**EXERCISE DIRECTIONS**
Reproduce the data below line for line, without changing anything. Leave out the pictures.

........

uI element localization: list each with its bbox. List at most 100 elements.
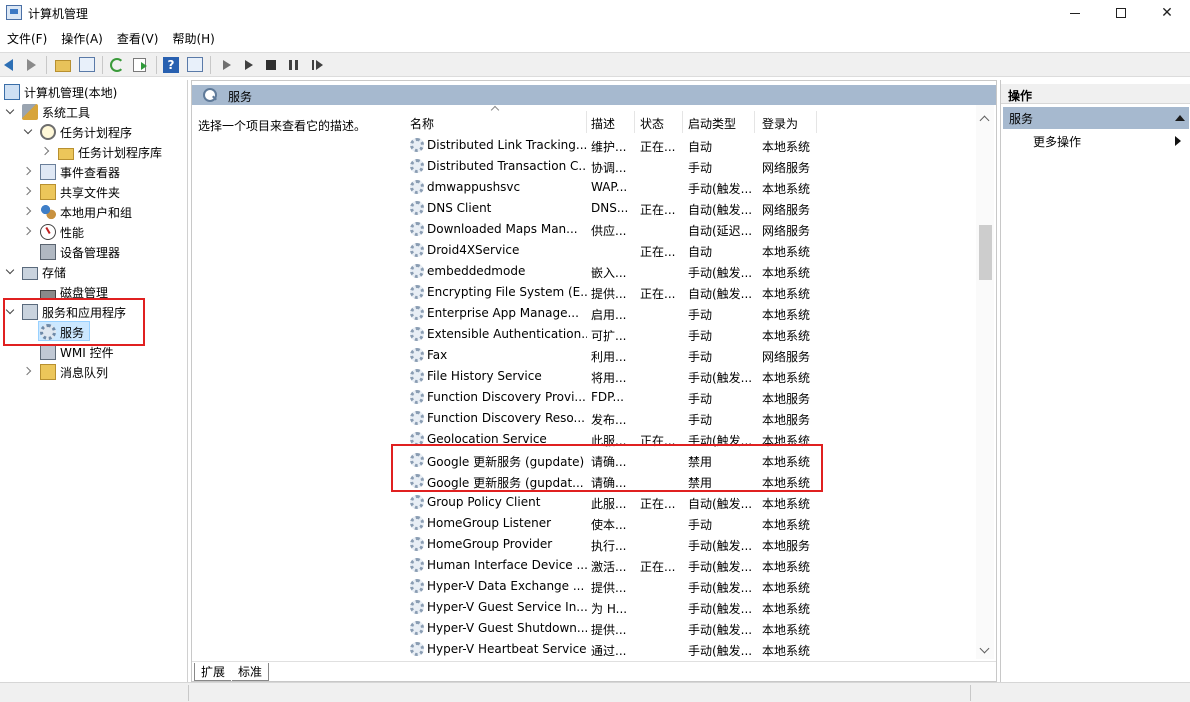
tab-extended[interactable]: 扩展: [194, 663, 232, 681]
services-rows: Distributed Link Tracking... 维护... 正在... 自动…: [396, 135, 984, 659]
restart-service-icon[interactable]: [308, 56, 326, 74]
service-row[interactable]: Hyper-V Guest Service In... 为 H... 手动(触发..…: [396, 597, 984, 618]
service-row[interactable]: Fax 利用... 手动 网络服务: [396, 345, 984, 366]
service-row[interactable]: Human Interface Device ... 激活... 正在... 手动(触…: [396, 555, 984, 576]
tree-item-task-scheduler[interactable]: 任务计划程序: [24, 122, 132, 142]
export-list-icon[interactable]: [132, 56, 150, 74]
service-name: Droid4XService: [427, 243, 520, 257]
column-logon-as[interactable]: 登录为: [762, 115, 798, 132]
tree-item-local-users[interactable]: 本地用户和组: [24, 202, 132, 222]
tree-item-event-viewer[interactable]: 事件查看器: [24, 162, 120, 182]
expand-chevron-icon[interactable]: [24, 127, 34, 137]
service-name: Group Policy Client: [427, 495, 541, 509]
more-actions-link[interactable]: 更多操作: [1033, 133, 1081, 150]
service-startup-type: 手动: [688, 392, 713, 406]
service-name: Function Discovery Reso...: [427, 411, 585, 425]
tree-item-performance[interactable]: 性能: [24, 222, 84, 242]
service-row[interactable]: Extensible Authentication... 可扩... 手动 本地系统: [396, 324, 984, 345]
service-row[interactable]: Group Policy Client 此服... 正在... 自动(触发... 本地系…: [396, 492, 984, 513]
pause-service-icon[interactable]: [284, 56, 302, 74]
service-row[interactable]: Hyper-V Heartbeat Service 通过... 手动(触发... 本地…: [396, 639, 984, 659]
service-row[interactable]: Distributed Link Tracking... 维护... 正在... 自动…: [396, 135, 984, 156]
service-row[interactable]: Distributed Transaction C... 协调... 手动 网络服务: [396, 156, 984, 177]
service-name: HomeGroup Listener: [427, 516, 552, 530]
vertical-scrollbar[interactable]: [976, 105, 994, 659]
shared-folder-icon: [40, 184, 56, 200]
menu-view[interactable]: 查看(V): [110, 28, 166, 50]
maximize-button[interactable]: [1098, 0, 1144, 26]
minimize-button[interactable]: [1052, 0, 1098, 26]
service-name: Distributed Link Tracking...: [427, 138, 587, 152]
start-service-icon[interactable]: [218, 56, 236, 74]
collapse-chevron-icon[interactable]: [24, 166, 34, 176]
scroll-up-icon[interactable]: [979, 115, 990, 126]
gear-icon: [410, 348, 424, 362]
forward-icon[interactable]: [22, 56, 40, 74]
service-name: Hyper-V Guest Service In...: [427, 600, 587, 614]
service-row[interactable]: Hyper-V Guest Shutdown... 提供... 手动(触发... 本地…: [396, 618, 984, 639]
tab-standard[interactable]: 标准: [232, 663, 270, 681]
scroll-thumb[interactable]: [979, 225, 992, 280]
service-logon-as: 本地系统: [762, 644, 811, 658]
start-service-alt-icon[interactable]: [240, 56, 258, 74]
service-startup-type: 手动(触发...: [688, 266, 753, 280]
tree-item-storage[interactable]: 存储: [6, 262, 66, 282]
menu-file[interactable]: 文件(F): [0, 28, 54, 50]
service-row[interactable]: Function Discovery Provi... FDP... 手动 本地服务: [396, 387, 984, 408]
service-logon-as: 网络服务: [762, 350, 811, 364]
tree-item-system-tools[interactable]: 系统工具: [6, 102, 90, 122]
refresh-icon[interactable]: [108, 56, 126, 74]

........

**WRITTEN ANSWER**
uI element localization: list each with its bbox. List at most 100 elements.
tab-extended[interactable]: 扩展: [194, 663, 232, 681]
services-rows: Distributed Link Tracking... 维护... 正在... 自动…: [396, 135, 984, 659]
restart-service-icon[interactable]: [308, 56, 326, 74]
service-row[interactable]: Hyper-V Guest Service In... 为 H... 手动(触发..…: [396, 597, 984, 618]
service-row[interactable]: Fax 利用... 手动 网络服务: [396, 345, 984, 366]
service-row[interactable]: Human Interface Device ... 激活... 正在... 手动(触…: [396, 555, 984, 576]
tree-item-task-scheduler[interactable]: 任务计划程序: [24, 122, 132, 142]
export-list-icon[interactable]: [132, 56, 150, 74]
service-name: Droid4XService: [427, 243, 520, 257]
column-logon-as[interactable]: 登录为: [762, 115, 798, 132]
tree-item-local-users[interactable]: 本地用户和组: [24, 202, 132, 222]
tree-item-event-viewer[interactable]: 事件查看器: [24, 162, 120, 182]
expand-chevron-icon[interactable]: [24, 127, 34, 137]
service-name: Group Policy Client: [427, 495, 541, 509]
more-actions-link[interactable]: 更多操作: [1033, 133, 1081, 150]
service-startup-type: 手动: [688, 392, 713, 406]
service-name: Function Discovery Reso...: [427, 411, 585, 425]
tree-item-performance[interactable]: 性能: [24, 222, 84, 242]
service-row[interactable]: Extensible Authentication... 可扩... 手动 本地系统: [396, 324, 984, 345]
service-row[interactable]: Group Policy Client 此服... 正在... 自动(触发... 本地系…: [396, 492, 984, 513]
pause-service-icon[interactable]: [284, 56, 302, 74]
service-row[interactable]: Hyper-V Heartbeat Service 通过... 手动(触发... 本地…: [396, 639, 984, 659]
service-row[interactable]: Distributed Link Tracking... 维护... 正在... 自动…: [396, 135, 984, 156]
service-row[interactable]: Distributed Transaction C... 协调... 手动 网络服务: [396, 156, 984, 177]
service-name: HomeGroup Listener: [427, 516, 552, 530]
vertical-scrollbar[interactable]: [976, 105, 994, 659]
shared-folder-icon: [40, 184, 56, 200]
menu-view[interactable]: 查看(V): [110, 28, 166, 50]
maximize-button[interactable]: [1098, 0, 1144, 26]
minimize-button[interactable]: [1052, 0, 1098, 26]
service-name: Distributed Link Tracking...: [427, 138, 587, 152]
start-service-icon[interactable]: [218, 56, 236, 74]
collapse-chevron-icon[interactable]: [24, 166, 34, 176]
scroll-up-icon[interactable]: [979, 115, 990, 126]
gear-icon: [410, 348, 424, 362]
forward-icon[interactable]: [22, 56, 40, 74]
service-name: Hyper-V Guest Service In...: [427, 600, 587, 614]
service-row[interactable]: Hyper-V Guest Shutdown... 提供... 手动(触发... 本地…: [396, 618, 984, 639]
tab-standard[interactable]: 标准: [232, 663, 270, 681]
scroll-thumb[interactable]: [979, 225, 992, 280]
service-logon-as: 本地系统: [762, 644, 811, 658]
start-service-alt-icon[interactable]: [240, 56, 258, 74]
service-startup-type: 手动(触发...: [688, 266, 753, 280]
tree-item-storage[interactable]: 存储: [6, 262, 66, 282]
menu-file[interactable]: 文件(F): [0, 28, 54, 50]
service-row[interactable]: Function Discovery Provi... FDP... 手动 本地服务: [396, 387, 984, 408]
service-logon-as: 网络服务: [762, 350, 811, 364]
tree-item-system-tools[interactable]: 系统工具: [6, 102, 90, 122]
refresh-icon[interactable]: [108, 56, 126, 74]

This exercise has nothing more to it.